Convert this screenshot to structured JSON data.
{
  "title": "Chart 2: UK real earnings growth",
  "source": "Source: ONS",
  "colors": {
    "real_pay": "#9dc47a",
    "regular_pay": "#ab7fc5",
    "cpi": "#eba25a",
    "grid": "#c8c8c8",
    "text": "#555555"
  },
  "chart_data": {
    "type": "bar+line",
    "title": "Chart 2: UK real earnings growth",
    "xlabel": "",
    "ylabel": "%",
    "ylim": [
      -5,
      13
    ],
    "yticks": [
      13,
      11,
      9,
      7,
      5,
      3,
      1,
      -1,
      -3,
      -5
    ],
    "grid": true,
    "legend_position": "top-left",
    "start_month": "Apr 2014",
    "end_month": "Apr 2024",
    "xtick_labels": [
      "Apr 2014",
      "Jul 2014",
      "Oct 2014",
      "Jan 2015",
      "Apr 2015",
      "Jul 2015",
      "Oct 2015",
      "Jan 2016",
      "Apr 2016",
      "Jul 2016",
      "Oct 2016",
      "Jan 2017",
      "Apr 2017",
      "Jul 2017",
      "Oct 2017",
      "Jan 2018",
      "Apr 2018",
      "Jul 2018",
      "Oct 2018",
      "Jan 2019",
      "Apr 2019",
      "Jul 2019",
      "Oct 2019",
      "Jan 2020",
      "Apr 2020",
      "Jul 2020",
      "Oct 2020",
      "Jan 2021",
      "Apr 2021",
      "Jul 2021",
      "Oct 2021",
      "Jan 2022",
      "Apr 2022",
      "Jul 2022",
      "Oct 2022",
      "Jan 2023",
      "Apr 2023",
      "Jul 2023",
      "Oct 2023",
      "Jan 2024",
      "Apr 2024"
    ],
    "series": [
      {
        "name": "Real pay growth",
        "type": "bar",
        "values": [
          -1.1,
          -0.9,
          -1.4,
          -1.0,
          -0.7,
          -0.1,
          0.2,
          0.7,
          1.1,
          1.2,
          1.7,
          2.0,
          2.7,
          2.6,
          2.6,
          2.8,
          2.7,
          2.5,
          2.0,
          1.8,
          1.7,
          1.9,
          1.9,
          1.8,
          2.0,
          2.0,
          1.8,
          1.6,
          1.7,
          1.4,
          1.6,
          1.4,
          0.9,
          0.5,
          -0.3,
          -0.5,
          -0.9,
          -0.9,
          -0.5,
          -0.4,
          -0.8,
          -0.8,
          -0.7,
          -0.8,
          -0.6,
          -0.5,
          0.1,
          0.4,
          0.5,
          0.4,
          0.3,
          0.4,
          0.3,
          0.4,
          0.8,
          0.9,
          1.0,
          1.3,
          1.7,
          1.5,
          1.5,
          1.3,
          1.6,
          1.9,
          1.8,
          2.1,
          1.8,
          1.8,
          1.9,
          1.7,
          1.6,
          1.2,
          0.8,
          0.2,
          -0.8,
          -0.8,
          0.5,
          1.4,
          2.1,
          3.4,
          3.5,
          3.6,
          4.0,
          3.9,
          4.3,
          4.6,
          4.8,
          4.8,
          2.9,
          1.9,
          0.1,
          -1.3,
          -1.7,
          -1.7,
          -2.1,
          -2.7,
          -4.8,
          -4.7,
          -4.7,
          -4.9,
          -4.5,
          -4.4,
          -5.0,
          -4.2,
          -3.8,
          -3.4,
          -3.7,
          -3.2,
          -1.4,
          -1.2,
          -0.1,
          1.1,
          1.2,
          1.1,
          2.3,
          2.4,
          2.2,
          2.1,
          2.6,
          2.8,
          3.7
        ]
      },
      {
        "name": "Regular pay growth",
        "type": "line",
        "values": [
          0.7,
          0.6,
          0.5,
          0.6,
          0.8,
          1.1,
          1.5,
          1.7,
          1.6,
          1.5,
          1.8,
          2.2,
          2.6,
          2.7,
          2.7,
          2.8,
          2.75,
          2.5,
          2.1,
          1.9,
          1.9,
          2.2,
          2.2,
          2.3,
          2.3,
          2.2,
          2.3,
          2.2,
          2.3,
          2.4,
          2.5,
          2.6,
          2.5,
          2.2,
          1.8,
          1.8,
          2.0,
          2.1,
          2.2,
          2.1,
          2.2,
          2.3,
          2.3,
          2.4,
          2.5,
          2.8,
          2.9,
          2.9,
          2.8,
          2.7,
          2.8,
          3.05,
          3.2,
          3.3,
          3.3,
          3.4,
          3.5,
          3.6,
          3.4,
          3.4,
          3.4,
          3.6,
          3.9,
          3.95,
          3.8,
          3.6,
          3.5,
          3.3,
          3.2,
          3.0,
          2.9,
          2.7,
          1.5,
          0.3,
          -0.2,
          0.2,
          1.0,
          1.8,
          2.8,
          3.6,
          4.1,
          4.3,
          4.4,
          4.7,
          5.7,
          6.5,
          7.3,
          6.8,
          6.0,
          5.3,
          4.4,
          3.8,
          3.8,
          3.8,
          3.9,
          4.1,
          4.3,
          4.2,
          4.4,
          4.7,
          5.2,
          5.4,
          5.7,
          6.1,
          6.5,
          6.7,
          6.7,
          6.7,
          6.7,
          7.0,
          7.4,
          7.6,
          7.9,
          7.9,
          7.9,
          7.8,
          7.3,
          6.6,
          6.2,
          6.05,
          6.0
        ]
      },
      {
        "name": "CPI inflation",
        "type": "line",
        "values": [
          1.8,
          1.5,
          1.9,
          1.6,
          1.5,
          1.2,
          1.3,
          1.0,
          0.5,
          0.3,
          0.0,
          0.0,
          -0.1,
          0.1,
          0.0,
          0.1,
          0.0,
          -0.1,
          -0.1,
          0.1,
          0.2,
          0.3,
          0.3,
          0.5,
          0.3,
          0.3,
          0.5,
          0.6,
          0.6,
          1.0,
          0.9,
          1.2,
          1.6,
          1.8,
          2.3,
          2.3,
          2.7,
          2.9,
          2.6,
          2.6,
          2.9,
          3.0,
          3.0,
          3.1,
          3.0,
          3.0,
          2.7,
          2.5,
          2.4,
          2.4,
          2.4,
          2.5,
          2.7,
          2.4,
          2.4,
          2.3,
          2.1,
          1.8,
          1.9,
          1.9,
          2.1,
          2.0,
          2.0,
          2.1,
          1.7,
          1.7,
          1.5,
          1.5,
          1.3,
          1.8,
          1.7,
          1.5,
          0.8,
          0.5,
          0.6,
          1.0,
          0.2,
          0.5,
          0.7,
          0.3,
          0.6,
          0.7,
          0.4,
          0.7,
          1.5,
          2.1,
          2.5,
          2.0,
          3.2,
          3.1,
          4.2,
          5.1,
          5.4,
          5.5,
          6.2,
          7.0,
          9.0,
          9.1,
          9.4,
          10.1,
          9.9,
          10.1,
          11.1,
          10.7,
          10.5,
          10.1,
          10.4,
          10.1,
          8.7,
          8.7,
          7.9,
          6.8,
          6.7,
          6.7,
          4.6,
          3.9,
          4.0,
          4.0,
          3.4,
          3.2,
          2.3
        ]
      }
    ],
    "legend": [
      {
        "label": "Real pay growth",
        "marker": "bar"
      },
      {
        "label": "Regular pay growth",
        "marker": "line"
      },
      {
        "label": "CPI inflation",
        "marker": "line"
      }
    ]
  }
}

*BRIEF*: Give all of the entries again, word for word.

*RESULT*:
Convert this screenshot to structured JSON data.
{
  "title": "Chart 2: UK real earnings growth",
  "source": "Source: ONS",
  "colors": {
    "real_pay": "#9dc47a",
    "regular_pay": "#ab7fc5",
    "cpi": "#eba25a",
    "grid": "#c8c8c8",
    "text": "#555555"
  },
  "chart_data": {
    "type": "bar+line",
    "title": "Chart 2: UK real earnings growth",
    "xlabel": "",
    "ylabel": "%",
    "ylim": [
      -5,
      13
    ],
    "yticks": [
      13,
      11,
      9,
      7,
      5,
      3,
      1,
      -1,
      -3,
      -5
    ],
    "grid": true,
    "legend_position": "top-left",
    "start_month": "Apr 2014",
    "end_month": "Apr 2024",
    "xtick_labels": [
      "Apr 2014",
      "Jul 2014",
      "Oct 2014",
      "Jan 2015",
      "Apr 2015",
      "Jul 2015",
      "Oct 2015",
      "Jan 2016",
      "Apr 2016",
      "Jul 2016",
      "Oct 2016",
      "Jan 2017",
      "Apr 2017",
      "Jul 2017",
      "Oct 2017",
      "Jan 2018",
      "Apr 2018",
      "Jul 2018",
      "Oct 2018",
      "Jan 2019",
      "Apr 2019",
      "Jul 2019",
      "Oct 2019",
      "Jan 2020",
      "Apr 2020",
      "Jul 2020",
      "Oct 2020",
      "Jan 2021",
      "Apr 2021",
      "Jul 2021",
      "Oct 2021",
      "Jan 2022",
      "Apr 2022",
      "Jul 2022",
      "Oct 2022",
      "Jan 2023",
      "Apr 2023",
      "Jul 2023",
      "Oct 2023",
      "Jan 2024",
      "Apr 2024"
    ],
    "series": [
      {
        "name": "Real pay growth",
        "type": "bar",
        "values": [
          -1.1,
          -0.9,
          -1.4,
          -1.0,
          -0.7,
          -0.1,
          0.2,
          0.7,
          1.1,
          1.2,
          1.7,
          2.0,
          2.7,
          2.6,
          2.6,
          2.8,
          2.7,
          2.5,
          2.0,
          1.8,
          1.7,
          1.9,
          1.9,
          1.8,
          2.0,
          2.0,
          1.8,
          1.6,
          1.7,
          1.4,
          1.6,
          1.4,
          0.9,
          0.5,
          -0.3,
          -0.5,
          -0.9,
          -0.9,
          -0.5,
          -0.4,
          -0.8,
          -0.8,
          -0.7,
          -0.8,
          -0.6,
          -0.5,
          0.1,
          0.4,
          0.5,
          0.4,
          0.3,
          0.4,
          0.3,
          0.4,
          0.8,
          0.9,
          1.0,
          1.3,
          1.7,
          1.5,
          1.5,
          1.3,
          1.6,
          1.9,
          1.8,
          2.1,
          1.8,
          1.8,
          1.9,
          1.7,
          1.6,
          1.2,
          0.8,
          0.2,
          -0.8,
          -0.8,
          0.5,
          1.4,
          2.1,
          3.4,
          3.5,
          3.6,
          4.0,
          3.9,
          4.3,
          4.6,
          4.8,
          4.8,
          2.9,
          1.9,
          0.1,
          -1.3,
          -1.7,
          -1.7,
          -2.1,
          -2.7,
          -4.8,
          -4.7,
          -4.7,
          -4.9,
          -4.5,
          -4.4,
          -5.0,
          -4.2,
          -3.8,
          -3.4,
          -3.7,
          -3.2,
          -1.4,
          -1.2,
          -0.1,
          1.1,
          1.2,
          1.1,
          2.3,
          2.4,
          2.2,
          2.1,
          2.6,
          2.8,
          3.7
        ]
      },
      {
        "name": "Regular pay growth",
        "type": "line",
        "values": [
          0.7,
          0.6,
          0.5,
          0.6,
          0.8,
          1.1,
          1.5,
          1.7,
          1.6,
          1.5,
          1.8,
          2.2,
          2.6,
          2.7,
          2.7,
          2.8,
          2.75,
          2.5,
          2.1,
          1.9,
          1.9,
          2.2,
          2.2,
          2.3,
          2.3,
          2.2,
          2.3,
          2.2,
          2.3,
          2.4,
          2.5,
          2.6,
          2.5,
          2.2,
          1.8,
          1.8,
          2.0,
          2.1,
          2.2,
          2.1,
          2.2,
          2.3,
          2.3,
          2.4,
          2.5,
          2.8,
          2.9,
          2.9,
          2.8,
          2.7,
          2.8,
          3.05,
          3.2,
          3.3,
          3.3,
          3.4,
          3.5,
          3.6,
          3.4,
          3.4,
          3.4,
          3.6,
          3.9,
          3.95,
          3.8,
          3.6,
          3.5,
          3.3,
          3.2,
          3.0,
          2.9,
          2.7,
          1.5,
          0.3,
          -0.2,
          0.2,
          1.0,
          1.8,
          2.8,
          3.6,
          4.1,
          4.3,
          4.4,
          4.7,
          5.7,
          6.5,
          7.3,
          6.8,
          6.0,
          5.3,
          4.4,
          3.8,
          3.8,
          3.8,
          3.9,
          4.1,
          4.3,
          4.2,
          4.4,
          4.7,
          5.2,
          5.4,
          5.7,
          6.1,
          6.5,
          6.7,
          6.7,
          6.7,
          6.7,
          7.0,
          7.4,
          7.6,
          7.9,
          7.9,
          7.9,
          7.8,
          7.3,
          6.6,
          6.2,
          6.05,
          6.0
        ]
      },
      {
        "name": "CPI inflation",
        "type": "line",
        "values": [
          1.8,
          1.5,
          1.9,
          1.6,
          1.5,
          1.2,
          1.3,
          1.0,
          0.5,
          0.3,
          0.0,
          0.0,
          -0.1,
          0.1,
          0.0,
          0.1,
          0.0,
          -0.1,
          -0.1,
          0.1,
          0.2,
          0.3,
          0.3,
          0.5,
          0.3,
          0.3,
          0.5,
          0.6,
          0.6,
          1.0,
          0.9,
          1.2,
          1.6,
          1.8,
          2.3,
          2.3,
          2.7,
          2.9,
          2.6,
          2.6,
          2.9,
          3.0,
          3.0,
          3.1,
          3.0,
          3.0,
          2.7,
          2.5,
          2.4,
          2.4,
          2.4,
          2.5,
          2.7,
          2.4,
          2.4,
          2.3,
          2.1,
          1.8,
          1.9,
          1.9,
          2.1,
          2.0,
          2.0,
          2.1,
          1.7,
          1.7,
          1.5,
          1.5,
          1.3,
          1.8,
          1.7,
          1.5,
          0.8,
          0.5,
          0.6,
          1.0,
          0.2,
          0.5,
          0.7,
          0.3,
          0.6,
          0.7,
          0.4,
          0.7,
          1.5,
          2.1,
          2.5,
          2.0,
          3.2,
          3.1,
          4.2,
          5.1,
          5.4,
          5.5,
          6.2,
          7.0,
          9.0,
          9.1,
          9.4,
          10.1,
          9.9,
          10.1,
          11.1,
          10.7,
          10.5,
          10.1,
          10.4,
          10.1,
          8.7,
          8.7,
          7.9,
          6.8,
          6.7,
          6.7,
          4.6,
          3.9,
          4.0,
          4.0,
          3.4,
          3.2,
          2.3
        ]
      }
    ],
    "legend": [
      {
        "label": "Real pay growth",
        "marker": "bar"
      },
      {
        "label": "Regular pay growth",
        "marker": "line"
      },
      {
        "label": "CPI inflation",
        "marker": "line"
      }
    ]
  }
}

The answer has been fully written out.